## PAGE
The comments, made during the FT’s Future of the Car conference and Musk’s first interview since reaching a deal to buy Twitter for roughly $44bn two weeks ago, marked a sharp escalation in his attacks on the social media company’s attempts to weed out hate speech and misinformation.

“Banning Trump from Twitter didn’t end Trump’s voice,” Musk said. “It will amplify it among the right. This is why it’s morally wrong and flat-out stupid.”

Thanks for reading FirstFT Europe/Africa. Here’s the rest of the day’s news — George

The latest on the war in Ukraine

  • Rebuilding Ukraine: Western nations are beginning to weigh the costs and planning needed for postwar reconstruction, which will rival anything since the second world war.

  • Russia: The US believes Vladimir Putin is “preparing for prolonged conflict” in Ukraine and his focus on the south-eastern Donbas region is an attempt “to regain the initiative”.

## GOAL
From the news excerpt above, extract verbatim the passage starting with "Thanks for reading" and going on through "second world war.".

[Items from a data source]
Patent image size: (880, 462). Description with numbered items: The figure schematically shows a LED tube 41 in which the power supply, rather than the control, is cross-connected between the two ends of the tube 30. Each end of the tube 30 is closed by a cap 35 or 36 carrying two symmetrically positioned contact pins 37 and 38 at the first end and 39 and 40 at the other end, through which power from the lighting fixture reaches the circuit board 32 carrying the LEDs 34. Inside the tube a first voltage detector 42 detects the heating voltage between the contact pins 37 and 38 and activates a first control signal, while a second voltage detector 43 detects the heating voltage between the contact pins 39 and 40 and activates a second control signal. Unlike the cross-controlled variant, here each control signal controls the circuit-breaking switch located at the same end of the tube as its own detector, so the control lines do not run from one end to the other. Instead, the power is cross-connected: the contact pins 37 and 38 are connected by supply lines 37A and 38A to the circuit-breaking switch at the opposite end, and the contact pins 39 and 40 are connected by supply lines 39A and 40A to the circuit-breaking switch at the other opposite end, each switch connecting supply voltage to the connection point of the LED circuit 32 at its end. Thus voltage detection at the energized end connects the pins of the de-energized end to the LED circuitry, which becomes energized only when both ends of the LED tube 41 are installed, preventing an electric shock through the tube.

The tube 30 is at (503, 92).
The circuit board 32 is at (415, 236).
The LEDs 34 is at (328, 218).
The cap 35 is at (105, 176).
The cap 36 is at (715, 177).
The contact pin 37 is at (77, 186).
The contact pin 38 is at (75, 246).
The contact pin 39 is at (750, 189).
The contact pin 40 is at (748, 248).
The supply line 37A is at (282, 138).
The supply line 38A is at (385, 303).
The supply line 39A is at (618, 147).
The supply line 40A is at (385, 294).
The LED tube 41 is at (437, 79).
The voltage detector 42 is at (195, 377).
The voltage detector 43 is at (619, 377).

## RESULT
Thanks for reading FirstFT Europe/Africa. Here’s the rest of the day’s news — George

The latest on the war in Ukraine

  • Rebuilding Ukraine: Western nations are beginning to weigh the costs and planning needed for postwar reconstruction, which will rival anything since the second world war.